▸ **PROMPT**
Below are the records; collect from them each line containing the string "Danh".

▸ **RECORDS SHOWN**
━━━━━━━━
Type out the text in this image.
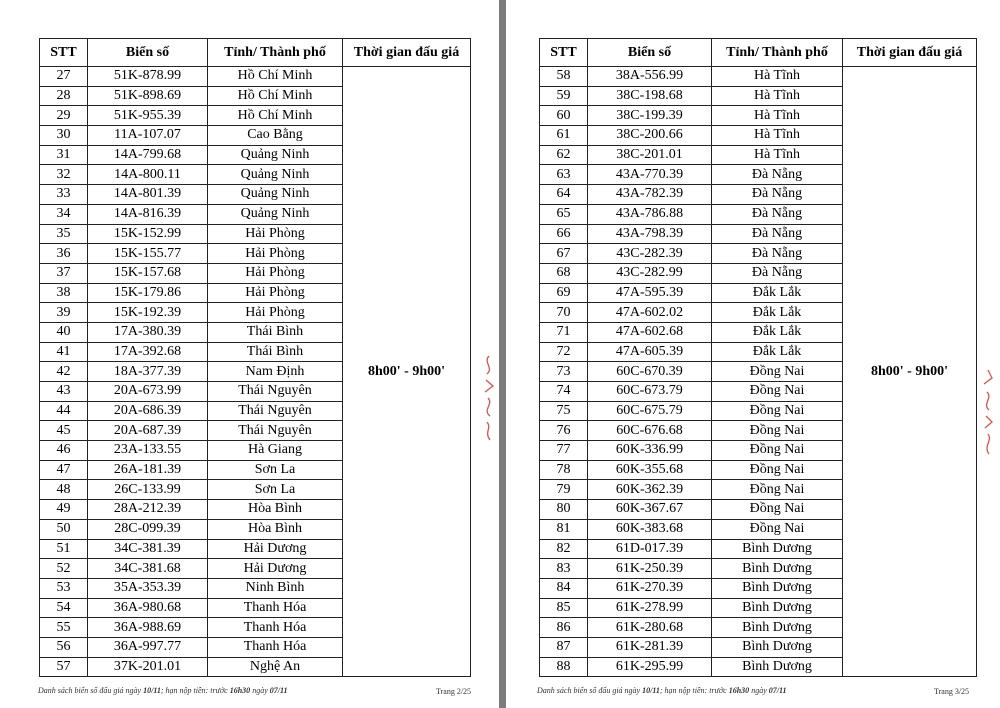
STT	Biển số	Tỉnh/ Thành phố	Thời gian đấu giá
27	51K-878.99	Hồ Chí Minh	8h00' - 9h00'
28	51K-898.69	Hồ Chí Minh	
29	51K-955.39	Hồ Chí Minh	
30	11A-107.07	Cao Bằng	
31	14A-799.68	Quảng Ninh	
32	14A-800.11	Quảng Ninh	
33	14A-801.39	Quảng Ninh	
34	14A-816.39	Quảng Ninh	
35	15K-152.99	Hải Phòng	
36	15K-155.77	Hải Phòng	
37	15K-157.68	Hải Phòng	
38	15K-179.86	Hải Phòng	
39	15K-192.39	Hải Phòng	
40	17A-380.39	Thái Bình	
41	17A-392.68	Thái Bình	
42	18A-377.39	Nam Định	
43	20A-673.99	Thái Nguyên	
44	20A-686.39	Thái Nguyên	
45	20A-687.39	Thái Nguyên	
46	23A-133.55	Hà Giang	
47	26A-181.39	Sơn La	
48	26C-133.99	Sơn La	
49	28A-212.39	Hòa Bình	
50	28C-099.39	Hòa Bình	
51	34C-381.39	Hải Dương	
52	34C-381.68	Hải Dương	
53	35A-353.39	Ninh Bình	
54	36A-980.68	Thanh Hóa	
55	36A-988.69	Thanh Hóa	
56	36A-997.77	Thanh Hóa	
57	37K-201.01	Nghệ An	
Danh sách biển số đấu giá ngày 10/11; hạn nộp tiền: trước 16h30 ngày 07/11	Trang 2/25
STT	Biển số	Tỉnh/ Thành phố	Thời gian đấu giá
58	38A-556.99	Hà Tĩnh	8h00' - 9h00'
59	38C-198.68	Hà Tĩnh	
60	38C-199.39	Hà Tĩnh	
61	38C-200.66	Hà Tĩnh	
62	38C-201.01	Hà Tĩnh	
63	43A-770.39	Đà Nẵng	
64	43A-782.39	Đà Nẵng	
65	43A-786.88	Đà Nẵng	
66	43A-798.39	Đà Nẵng	
67	43C-282.39	Đà Nẵng	
68	43C-282.99	Đà Nẵng	
69	47A-595.39	Đắk Lắk	
70	47A-602.02	Đắk Lắk	
71	47A-602.68	Đắk Lắk	
72	47A-605.39	Đắk Lắk	
73	60C-670.39	Đồng Nai	
74	60C-673.79	Đồng Nai	
75	60C-675.79	Đồng Nai	
76	60C-676.68	Đồng Nai	
77	60K-336.99	Đồng Nai	
78	60K-355.68	Đồng Nai	
79	60K-362.39	Đồng Nai	
80	60K-367.67	Đồng Nai	
81	60K-383.68	Đồng Nai	
82	61D-017.39	Bình Dương	
83	61K-250.39	Bình Dương	
84	61K-270.39	Bình Dương	
85	61K-278.99	Bình Dương	
86	61K-280.68	Bình Dương	
87	61K-281.39	Bình Dương	
88	61K-295.99	Bình Dương	
Danh sách biển số đấu giá ngày 10/11; hạn nộp tiền: trước 16h30 ngày 07/11	Trang 3/25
━━━━━━━━
▸ **WRITTEN ANSWER**
Danh sách biển số đấu giá ngày 10/11; hạn nộp tiền: trước 16h30 ngày 07/11	Trang 2/25
Danh sách biển số đấu giá ngày 10/11; hạn nộp tiền: trước 16h30 ngày 07/11	Trang 3/25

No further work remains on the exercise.